→ **Required work**
Show only lines that include "name".

→ **Dataset extract**
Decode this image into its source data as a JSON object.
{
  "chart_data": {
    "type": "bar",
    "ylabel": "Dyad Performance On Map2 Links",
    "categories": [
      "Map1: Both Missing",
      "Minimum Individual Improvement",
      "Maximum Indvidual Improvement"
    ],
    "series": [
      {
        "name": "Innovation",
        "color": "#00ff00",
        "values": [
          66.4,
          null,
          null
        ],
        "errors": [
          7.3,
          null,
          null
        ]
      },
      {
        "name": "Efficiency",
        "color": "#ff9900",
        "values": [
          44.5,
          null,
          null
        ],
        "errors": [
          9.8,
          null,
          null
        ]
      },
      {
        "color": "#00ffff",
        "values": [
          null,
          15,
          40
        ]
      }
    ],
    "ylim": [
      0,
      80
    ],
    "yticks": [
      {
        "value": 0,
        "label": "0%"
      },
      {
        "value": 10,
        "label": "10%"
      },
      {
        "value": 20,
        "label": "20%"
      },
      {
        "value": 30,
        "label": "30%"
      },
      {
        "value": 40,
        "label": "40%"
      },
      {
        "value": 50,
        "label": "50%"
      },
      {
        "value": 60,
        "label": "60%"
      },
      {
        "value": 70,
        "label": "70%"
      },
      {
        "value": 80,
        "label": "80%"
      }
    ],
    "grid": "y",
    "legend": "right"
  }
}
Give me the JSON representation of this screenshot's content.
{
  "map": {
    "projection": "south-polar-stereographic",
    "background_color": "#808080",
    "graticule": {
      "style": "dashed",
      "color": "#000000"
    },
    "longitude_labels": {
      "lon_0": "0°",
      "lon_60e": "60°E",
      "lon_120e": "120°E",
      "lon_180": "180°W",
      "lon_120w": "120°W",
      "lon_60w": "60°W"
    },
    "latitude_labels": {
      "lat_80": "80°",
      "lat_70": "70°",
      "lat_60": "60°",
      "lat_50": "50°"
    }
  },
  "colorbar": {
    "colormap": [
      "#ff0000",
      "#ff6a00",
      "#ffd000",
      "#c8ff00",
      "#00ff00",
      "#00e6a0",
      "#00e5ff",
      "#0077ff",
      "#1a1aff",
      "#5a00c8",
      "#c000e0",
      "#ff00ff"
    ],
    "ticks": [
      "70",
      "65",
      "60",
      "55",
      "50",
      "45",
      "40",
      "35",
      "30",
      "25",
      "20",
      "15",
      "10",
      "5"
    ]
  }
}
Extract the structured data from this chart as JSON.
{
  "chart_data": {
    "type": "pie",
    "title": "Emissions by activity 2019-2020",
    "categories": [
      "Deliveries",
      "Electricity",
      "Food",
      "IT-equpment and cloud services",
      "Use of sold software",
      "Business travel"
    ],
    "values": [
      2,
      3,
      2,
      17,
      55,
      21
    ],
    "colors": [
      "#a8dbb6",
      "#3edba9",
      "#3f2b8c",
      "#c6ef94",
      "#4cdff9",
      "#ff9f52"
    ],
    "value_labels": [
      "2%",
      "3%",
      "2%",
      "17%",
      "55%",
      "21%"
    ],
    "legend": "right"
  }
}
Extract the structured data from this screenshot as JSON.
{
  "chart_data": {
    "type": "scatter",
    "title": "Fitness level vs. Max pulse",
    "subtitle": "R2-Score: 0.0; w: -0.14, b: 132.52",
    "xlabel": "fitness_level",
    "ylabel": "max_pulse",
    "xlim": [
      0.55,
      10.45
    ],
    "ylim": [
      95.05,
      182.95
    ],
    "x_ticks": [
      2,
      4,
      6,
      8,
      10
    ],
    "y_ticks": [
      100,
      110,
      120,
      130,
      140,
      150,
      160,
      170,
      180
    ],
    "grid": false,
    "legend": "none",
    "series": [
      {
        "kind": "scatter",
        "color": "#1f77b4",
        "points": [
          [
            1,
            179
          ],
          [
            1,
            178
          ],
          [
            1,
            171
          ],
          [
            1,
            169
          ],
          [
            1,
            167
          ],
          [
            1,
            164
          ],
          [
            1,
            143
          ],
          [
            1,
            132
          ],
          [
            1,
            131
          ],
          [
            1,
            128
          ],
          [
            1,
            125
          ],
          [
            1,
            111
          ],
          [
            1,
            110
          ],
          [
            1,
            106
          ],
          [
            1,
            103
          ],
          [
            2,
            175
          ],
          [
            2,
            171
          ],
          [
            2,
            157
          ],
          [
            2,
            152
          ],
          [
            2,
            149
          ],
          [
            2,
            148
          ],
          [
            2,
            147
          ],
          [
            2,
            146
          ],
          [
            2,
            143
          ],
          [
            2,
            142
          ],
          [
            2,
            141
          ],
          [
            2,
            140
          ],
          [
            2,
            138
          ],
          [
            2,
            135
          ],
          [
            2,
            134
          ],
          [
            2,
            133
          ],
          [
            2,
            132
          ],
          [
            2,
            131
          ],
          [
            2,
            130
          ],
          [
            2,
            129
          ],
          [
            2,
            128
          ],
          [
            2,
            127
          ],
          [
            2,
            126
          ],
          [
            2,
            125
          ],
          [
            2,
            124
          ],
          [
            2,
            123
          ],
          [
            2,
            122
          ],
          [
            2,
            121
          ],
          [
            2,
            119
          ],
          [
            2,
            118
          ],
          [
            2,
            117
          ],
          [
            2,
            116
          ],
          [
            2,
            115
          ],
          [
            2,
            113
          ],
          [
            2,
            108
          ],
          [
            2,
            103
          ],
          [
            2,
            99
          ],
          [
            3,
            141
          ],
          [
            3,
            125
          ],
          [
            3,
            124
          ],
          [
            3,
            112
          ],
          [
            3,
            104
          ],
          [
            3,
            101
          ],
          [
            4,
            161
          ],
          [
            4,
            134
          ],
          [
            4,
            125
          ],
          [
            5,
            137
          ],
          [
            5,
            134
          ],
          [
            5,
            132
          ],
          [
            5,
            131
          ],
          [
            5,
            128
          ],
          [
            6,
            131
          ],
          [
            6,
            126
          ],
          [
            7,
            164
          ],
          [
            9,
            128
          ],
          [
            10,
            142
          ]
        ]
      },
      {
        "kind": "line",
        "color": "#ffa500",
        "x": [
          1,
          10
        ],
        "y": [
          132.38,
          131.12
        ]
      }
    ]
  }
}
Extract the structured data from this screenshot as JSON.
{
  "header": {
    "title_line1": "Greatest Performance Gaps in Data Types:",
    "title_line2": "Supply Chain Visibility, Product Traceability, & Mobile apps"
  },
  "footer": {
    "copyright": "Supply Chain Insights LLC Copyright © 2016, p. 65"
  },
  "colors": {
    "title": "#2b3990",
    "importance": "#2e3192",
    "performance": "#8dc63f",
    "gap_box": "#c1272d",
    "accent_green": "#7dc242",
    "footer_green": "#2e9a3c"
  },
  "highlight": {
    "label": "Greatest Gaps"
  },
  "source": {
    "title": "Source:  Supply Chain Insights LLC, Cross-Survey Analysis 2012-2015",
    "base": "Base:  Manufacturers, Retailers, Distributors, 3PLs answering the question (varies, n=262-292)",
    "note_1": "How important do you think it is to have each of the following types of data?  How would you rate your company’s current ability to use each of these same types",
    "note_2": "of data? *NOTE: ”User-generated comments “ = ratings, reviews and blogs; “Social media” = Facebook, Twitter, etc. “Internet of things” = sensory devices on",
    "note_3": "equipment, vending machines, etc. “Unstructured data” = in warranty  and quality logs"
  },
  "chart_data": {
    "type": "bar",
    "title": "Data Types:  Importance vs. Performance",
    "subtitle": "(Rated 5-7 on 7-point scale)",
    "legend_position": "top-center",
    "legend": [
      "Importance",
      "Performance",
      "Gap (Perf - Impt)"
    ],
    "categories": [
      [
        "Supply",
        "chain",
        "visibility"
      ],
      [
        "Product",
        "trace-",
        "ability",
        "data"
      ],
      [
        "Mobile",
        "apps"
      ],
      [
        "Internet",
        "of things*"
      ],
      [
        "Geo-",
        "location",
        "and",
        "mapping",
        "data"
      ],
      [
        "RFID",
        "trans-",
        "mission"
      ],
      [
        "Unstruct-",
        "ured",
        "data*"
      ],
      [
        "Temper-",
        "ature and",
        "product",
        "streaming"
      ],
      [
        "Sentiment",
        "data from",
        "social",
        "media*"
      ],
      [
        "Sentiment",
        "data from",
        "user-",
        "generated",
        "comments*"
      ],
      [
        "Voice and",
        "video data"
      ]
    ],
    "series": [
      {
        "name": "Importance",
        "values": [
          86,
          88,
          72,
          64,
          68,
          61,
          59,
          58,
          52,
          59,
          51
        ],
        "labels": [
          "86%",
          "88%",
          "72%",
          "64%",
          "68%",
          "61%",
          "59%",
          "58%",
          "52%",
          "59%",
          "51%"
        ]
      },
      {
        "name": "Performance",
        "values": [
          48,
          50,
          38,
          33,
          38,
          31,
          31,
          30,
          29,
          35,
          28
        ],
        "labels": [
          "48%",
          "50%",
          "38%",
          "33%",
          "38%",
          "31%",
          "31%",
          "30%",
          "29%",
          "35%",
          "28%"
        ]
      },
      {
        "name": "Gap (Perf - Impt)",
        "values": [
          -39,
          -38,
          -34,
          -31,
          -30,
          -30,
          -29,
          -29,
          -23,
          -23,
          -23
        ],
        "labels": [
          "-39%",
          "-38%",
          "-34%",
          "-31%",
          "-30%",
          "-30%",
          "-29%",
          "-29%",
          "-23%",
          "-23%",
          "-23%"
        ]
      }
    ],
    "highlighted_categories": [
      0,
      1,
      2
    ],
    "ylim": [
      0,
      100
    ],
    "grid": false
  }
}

→ **Complete response**
        "name": "Innovation",
        "name": "Efficiency",
        "name": "Importance",
        "name": "Performance",
        "name": "Gap (Perf - Impt)",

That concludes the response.